[The request] Each line of the material must be returned exactly.

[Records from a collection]

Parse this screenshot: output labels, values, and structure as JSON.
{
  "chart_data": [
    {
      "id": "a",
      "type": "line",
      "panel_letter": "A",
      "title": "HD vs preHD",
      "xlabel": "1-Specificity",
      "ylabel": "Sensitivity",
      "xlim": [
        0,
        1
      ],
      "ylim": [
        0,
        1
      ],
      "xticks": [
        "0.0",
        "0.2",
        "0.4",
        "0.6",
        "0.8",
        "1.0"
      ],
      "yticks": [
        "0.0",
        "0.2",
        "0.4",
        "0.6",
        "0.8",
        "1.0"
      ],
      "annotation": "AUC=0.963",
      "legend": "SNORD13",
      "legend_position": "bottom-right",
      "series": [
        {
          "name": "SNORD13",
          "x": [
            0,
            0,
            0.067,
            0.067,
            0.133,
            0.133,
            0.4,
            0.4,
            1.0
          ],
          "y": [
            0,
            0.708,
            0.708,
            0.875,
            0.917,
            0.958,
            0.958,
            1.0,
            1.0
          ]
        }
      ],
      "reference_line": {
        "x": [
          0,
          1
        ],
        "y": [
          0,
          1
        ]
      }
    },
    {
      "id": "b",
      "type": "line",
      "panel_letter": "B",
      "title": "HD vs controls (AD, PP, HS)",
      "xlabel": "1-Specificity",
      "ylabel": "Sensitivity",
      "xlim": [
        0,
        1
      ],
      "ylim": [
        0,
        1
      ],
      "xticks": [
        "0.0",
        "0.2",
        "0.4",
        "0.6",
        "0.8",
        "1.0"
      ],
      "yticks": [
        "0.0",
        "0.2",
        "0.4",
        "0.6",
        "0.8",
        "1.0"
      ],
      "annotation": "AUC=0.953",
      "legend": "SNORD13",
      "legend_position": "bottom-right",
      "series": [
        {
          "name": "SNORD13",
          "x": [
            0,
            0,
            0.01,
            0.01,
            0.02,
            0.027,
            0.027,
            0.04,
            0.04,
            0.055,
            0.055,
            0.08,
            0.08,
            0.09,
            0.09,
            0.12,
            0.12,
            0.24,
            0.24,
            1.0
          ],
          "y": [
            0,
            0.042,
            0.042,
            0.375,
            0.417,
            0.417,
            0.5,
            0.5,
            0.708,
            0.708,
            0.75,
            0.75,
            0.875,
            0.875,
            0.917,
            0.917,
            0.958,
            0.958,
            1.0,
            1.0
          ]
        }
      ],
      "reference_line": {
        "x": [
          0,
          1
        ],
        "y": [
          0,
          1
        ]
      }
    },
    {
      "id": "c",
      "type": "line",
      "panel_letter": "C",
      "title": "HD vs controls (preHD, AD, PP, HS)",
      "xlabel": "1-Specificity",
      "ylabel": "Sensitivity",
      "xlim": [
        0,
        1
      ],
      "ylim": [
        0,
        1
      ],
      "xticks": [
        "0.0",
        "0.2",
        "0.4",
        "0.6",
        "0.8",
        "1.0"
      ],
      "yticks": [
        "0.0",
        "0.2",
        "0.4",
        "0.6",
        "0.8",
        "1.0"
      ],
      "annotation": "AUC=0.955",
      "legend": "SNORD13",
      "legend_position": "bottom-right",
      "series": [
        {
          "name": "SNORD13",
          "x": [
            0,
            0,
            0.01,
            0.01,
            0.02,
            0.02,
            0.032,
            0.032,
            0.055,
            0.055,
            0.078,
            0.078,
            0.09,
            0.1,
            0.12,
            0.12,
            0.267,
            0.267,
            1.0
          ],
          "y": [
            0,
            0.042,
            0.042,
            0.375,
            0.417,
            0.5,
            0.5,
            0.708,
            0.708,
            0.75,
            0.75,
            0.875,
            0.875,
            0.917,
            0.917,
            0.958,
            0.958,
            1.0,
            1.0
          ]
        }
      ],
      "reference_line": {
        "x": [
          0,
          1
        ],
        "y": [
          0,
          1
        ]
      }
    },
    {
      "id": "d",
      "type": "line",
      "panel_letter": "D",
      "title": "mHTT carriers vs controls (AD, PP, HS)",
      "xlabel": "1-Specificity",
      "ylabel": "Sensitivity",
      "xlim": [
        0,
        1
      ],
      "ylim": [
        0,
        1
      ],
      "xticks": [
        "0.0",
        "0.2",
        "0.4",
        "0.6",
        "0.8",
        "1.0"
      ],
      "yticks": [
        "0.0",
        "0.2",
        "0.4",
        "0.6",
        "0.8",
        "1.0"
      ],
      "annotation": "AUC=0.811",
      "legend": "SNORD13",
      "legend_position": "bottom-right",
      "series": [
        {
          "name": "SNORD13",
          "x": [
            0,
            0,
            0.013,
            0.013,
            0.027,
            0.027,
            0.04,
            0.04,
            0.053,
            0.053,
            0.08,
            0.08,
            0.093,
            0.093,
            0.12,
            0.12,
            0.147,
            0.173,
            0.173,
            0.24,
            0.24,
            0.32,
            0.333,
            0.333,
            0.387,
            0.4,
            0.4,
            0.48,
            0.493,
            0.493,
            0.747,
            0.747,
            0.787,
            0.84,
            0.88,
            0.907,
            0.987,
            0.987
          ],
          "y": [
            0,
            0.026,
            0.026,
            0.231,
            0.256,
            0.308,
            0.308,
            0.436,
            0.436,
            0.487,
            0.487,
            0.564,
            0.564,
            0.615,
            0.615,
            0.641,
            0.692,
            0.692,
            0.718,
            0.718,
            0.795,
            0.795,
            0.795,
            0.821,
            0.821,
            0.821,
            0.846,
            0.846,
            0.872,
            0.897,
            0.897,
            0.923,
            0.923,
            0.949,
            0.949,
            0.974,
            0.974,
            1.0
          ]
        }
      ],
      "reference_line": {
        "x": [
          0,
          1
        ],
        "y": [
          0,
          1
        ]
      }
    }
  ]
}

[Full answer]
Parse this screenshot: output labels, values, and structure as JSON.
{
  "chart_data": [
    {
      "id": "a",
      "type": "line",
      "panel_letter": "A",
      "title": "HD vs preHD",
      "xlabel": "1-Specificity",
      "ylabel": "Sensitivity",
      "xlim": [
        0,
        1
      ],
      "ylim": [
        0,
        1
      ],
      "xticks": [
        "0.0",
        "0.2",
        "0.4",
        "0.6",
        "0.8",
        "1.0"
      ],
      "yticks": [
        "0.0",
        "0.2",
        "0.4",
        "0.6",
        "0.8",
        "1.0"
      ],
      "annotation": "AUC=0.963",
      "legend": "SNORD13",
      "legend_position": "bottom-right",
      "series": [
        {
          "name": "SNORD13",
          "x": [
            0,
            0,
            0.067,
            0.067,
            0.133,
            0.133,
            0.4,
            0.4,
            1.0
          ],
          "y": [
            0,
            0.708,
            0.708,
            0.875,
            0.917,
            0.958,
            0.958,
            1.0,
            1.0
          ]
        }
      ],
      "reference_line": {
        "x": [
          0,
          1
        ],
        "y": [
          0,
          1
        ]
      }
    },
    {
      "id": "b",
      "type": "line",
      "panel_letter": "B",
      "title": "HD vs controls (AD, PP, HS)",
      "xlabel": "1-Specificity",
      "ylabel": "Sensitivity",
      "xlim": [
        0,
        1
      ],
      "ylim": [
        0,
        1
      ],
      "xticks": [
        "0.0",
        "0.2",
        "0.4",
        "0.6",
        "0.8",
        "1.0"
      ],
      "yticks": [
        "0.0",
        "0.2",
        "0.4",
        "0.6",
        "0.8",
        "1.0"
      ],
      "annotation": "AUC=0.953",
      "legend": "SNORD13",
      "legend_position": "bottom-right",
      "series": [
        {
          "name": "SNORD13",
          "x": [
            0,
            0,
            0.01,
            0.01,
            0.02,
            0.027,
            0.027,
            0.04,
            0.04,
            0.055,
            0.055,
            0.08,
            0.08,
            0.09,
            0.09,
            0.12,
            0.12,
            0.24,
            0.24,
            1.0
          ],
          "y": [
            0,
            0.042,
            0.042,
            0.375,
            0.417,
            0.417,
            0.5,
            0.5,
            0.708,
            0.708,
            0.75,
            0.75,
            0.875,
            0.875,
            0.917,
            0.917,
            0.958,
            0.958,
            1.0,
            1.0
          ]
        }
      ],
      "reference_line": {
        "x": [
          0,
          1
        ],
        "y": [
          0,
          1
        ]
      }
    },
    {
      "id": "c",
      "type": "line",
      "panel_letter": "C",
      "title": "HD vs controls (preHD, AD, PP, HS)",
      "xlabel": "1-Specificity",
      "ylabel": "Sensitivity",
      "xlim": [
        0,
        1
      ],
      "ylim": [
        0,
        1
      ],
      "xticks": [
        "0.0",
        "0.2",
        "0.4",
        "0.6",
        "0.8",
        "1.0"
      ],
      "yticks": [
        "0.0",
        "0.2",
        "0.4",
        "0.6",
        "0.8",
        "1.0"
      ],
      "annotation": "AUC=0.955",
      "legend": "SNORD13",
      "legend_position": "bottom-right",
      "series": [
        {
          "name": "SNORD13",
          "x": [
            0,
            0,
            0.01,
            0.01,
            0.02,
            0.02,
            0.032,
            0.032,
            0.055,
            0.055,
            0.078,
            0.078,
            0.09,
            0.1,
            0.12,
            0.12,
            0.267,
            0.267,
            1.0
          ],
          "y": [
            0,
            0.042,
            0.042,
            0.375,
            0.417,
            0.5,
            0.5,
            0.708,
            0.708,
            0.75,
            0.75,
            0.875,
            0.875,
            0.917,
            0.917,
            0.958,
            0.958,
            1.0,
            1.0
          ]
        }
      ],
      "reference_line": {
        "x": [
          0,
          1
        ],
        "y": [
          0,
          1
        ]
      }
    },
    {
      "id": "d",
      "type": "line",
      "panel_letter": "D",
      "title": "mHTT carriers vs controls (AD, PP, HS)",
      "xlabel": "1-Specificity",
      "ylabel": "Sensitivity",
      "xlim": [
        0,
        1
      ],
      "ylim": [
        0,
        1
      ],
      "xticks": [
        "0.0",
        "0.2",
        "0.4",
        "0.6",
        "0.8",
        "1.0"
      ],
      "yticks": [
        "0.0",
        "0.2",
        "0.4",
        "0.6",
        "0.8",
        "1.0"
      ],
      "annotation": "AUC=0.811",
      "legend": "SNORD13",
      "legend_position": "bottom-right",
      "series": [
        {
          "name": "SNORD13",
          "x": [
            0,
            0,
            0.013,
            0.013,
            0.027,
            0.027,
            0.04,
            0.04,
            0.053,
            0.053,
            0.08,
            0.08,
            0.093,
            0.093,
            0.12,
            0.12,
            0.147,
            0.173,
            0.173,
            0.24,
            0.24,
            0.32,
            0.333,
            0.333,
            0.387,
            0.4,
            0.4,
            0.48,
            0.493,
            0.493,
            0.747,
            0.747,
            0.787,
            0.84,
            0.88,
            0.907,
            0.987,
            0.987
          ],
          "y": [
            0,
            0.026,
            0.026,
            0.231,
            0.256,
            0.308,
            0.308,
            0.436,
            0.436,
            0.487,
            0.487,
            0.564,
            0.564,
            0.615,
            0.615,
            0.641,
            0.692,
            0.692,
            0.718,
            0.718,
            0.795,
            0.795,
            0.795,
            0.821,
            0.821,
            0.821,
            0.846,
            0.846,
            0.872,
            0.897,
            0.897,
            0.923,
            0.923,
            0.949,
            0.949,
            0.974,
            0.974,
            1.0
          ]
        }
      ],
      "reference_line": {
        "x": [
          0,
          1
        ],
        "y": [
          0,
          1
        ]
      }
    }
  ]
}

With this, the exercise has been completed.